## Document passage
□ □ □ □ □
Jerry Marquis (born February 14, 1956) is a former NASCAR Driver who competed in the NASCAR Busch Series the NASCAR Craftsman Truck Series, The NASCAR Busch North Series and The NASCAR Featherlight Modified Series. He is from Broad Brook, Connecticut.

Marquis has won 7 NASCAR Busch North Series races putting him 16th on the all-time list in the Busch North Series. His home track was Stafford Motor Speedway. Jerry Marquis was also infamous for NASCAR's former commentator Bill Weber and the "bodyguard to the stars" incident. He spun out Tony Stewart who was racing a NASCAR Modified race car that day with five laps to go and when the race was over a personal friend was pulled away by Weber and was to do an interview. Marquis declined to comment.
□ □ □ □ □
## Data segment
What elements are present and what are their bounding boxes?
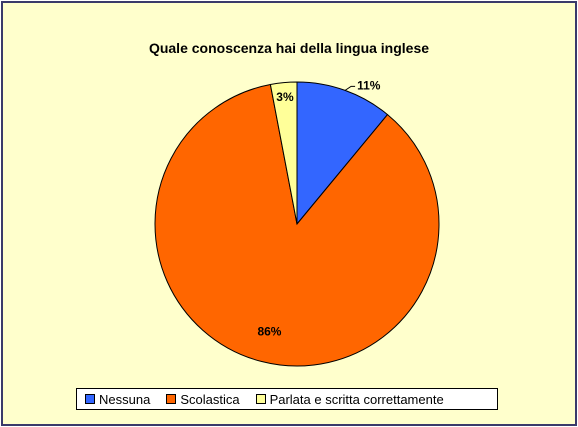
□ □ □ □ □
## Goal 1
Using the Jerry Marquis passage, decide whether each statement agrees with it. Give yes or no for each, with the deciding words of the passage quoted exactly.
(a) Marquis comes from Broad Brook, Connecticut.
(b) Marquis won 16 NASCAR Busch North Series races.
(c) Stafford Motor Speedway was his home track.
## Goal 2
Answer these questions from the Jerry Marquis passage:
(a) On what date was Marquis born?
(b) What position does he hold on the all-time list in the Busch North Series?
(c) How many laps were left when he spun out Tony Stewart?
## Goal 3
Carry on the Jerry Marquis passage, starting after its final sentence.

## Right answer 1
(a) Yes: "He is from Broad Brook, Connecticut."
(b) No: "Marquis has won 7 NASCAR Busch North Series races putting him 16th on the all-time list in the Busch North Series."
(c) Yes: "His home track was Stafford Motor Speedway."

## Right answer 2
(a) February 14, 1956
(b) 16th
(c) Five

## Right answer 3
Marquis also raced in two Busch series races for Mike Greci in the number 51 Wheels Discount Auto Chevy at Loudon and at Nazareth. He also raced in the 18 DANA Corp Truck at Richmond in 1997 driving for Kurt Roehrig. He is most notable for winning the 2000 NASCAR Winston Modified Tour Championship with sponsorship from LongView RV and Teddy Bear Pools. He won at Riverhead, Seeknook, Thompson, Waterford, and Stafford Springs.

Motorsports career results

NASCAR
(key) (Bold – Pole position awarded by qualifying time. Italics – Pole position earned by points standings or practice time. * – Most laps led.)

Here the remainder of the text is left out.